• RAW DATA:
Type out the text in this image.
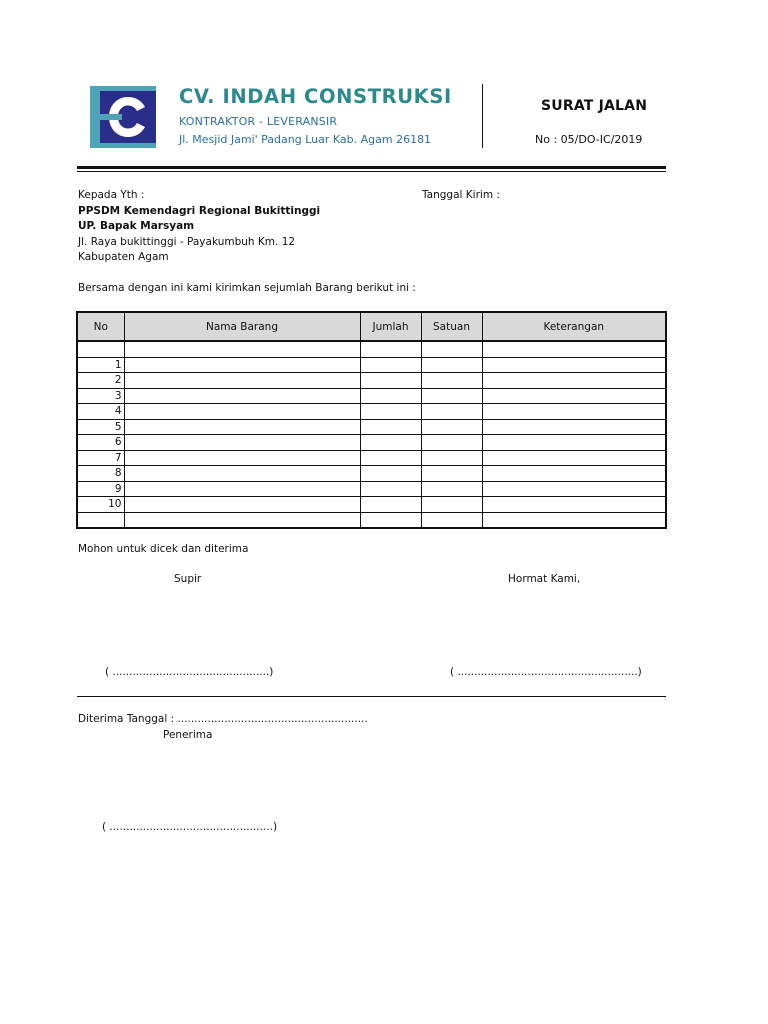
CV. INDAH CONSTRUKSI
KONTRAKTOR - LEVERANSIR
Jl. Mesjid Jami' Padang Luar Kab. Agam 26181
SURAT JALAN
No : 05/DO-IC/2019
Kepada Yth :	Tanggal Kirim :
PPSDM Kemendagri Regional Bukittinggi
UP. Bapak Marsyam
Jl. Raya bukittinggi - Payakumbuh Km. 12
Kabupaten Agam
Bersama dengan ini kami kirimkan sejumlah Barang berikut ini :
No	Nama Barang	Jumlah	Satuan	Keterangan

1				
2				
3				
4				
5				
6				
7				
8				
9				
10				

Mohon untuk dicek dan diterima
Supir	Hormat Kami,
( ...............................................)	( ......................................................)
Diterima Tanggal : .........................................................
Penerima
( .................................................)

• EXERCISE DIRECTIONS: What you return should match the records above word for word, minus the pictures.

• CORRECT OUTPUT:
Type out the text in this image.
CV. INDAH CONSTRUKSI
KONTRAKTOR - LEVERANSIR
Jl. Mesjid Jami' Padang Luar Kab. Agam 26181
SURAT JALAN
No : 05/DO-IC/2019
Kepada Yth :	Tanggal Kirim :
PPSDM Kemendagri Regional Bukittinggi
UP. Bapak Marsyam
Jl. Raya bukittinggi - Payakumbuh Km. 12
Kabupaten Agam
Bersama dengan ini kami kirimkan sejumlah Barang berikut ini :
No	Nama Barang	Jumlah	Satuan	Keterangan

1				
2				
3				
4				
5				
6				
7				
8				
9				
10				

Mohon untuk dicek dan diterima
Supir	Hormat Kami,
( ...............................................)	( ......................................................)
Diterima Tanggal : .........................................................
Penerima
( .................................................)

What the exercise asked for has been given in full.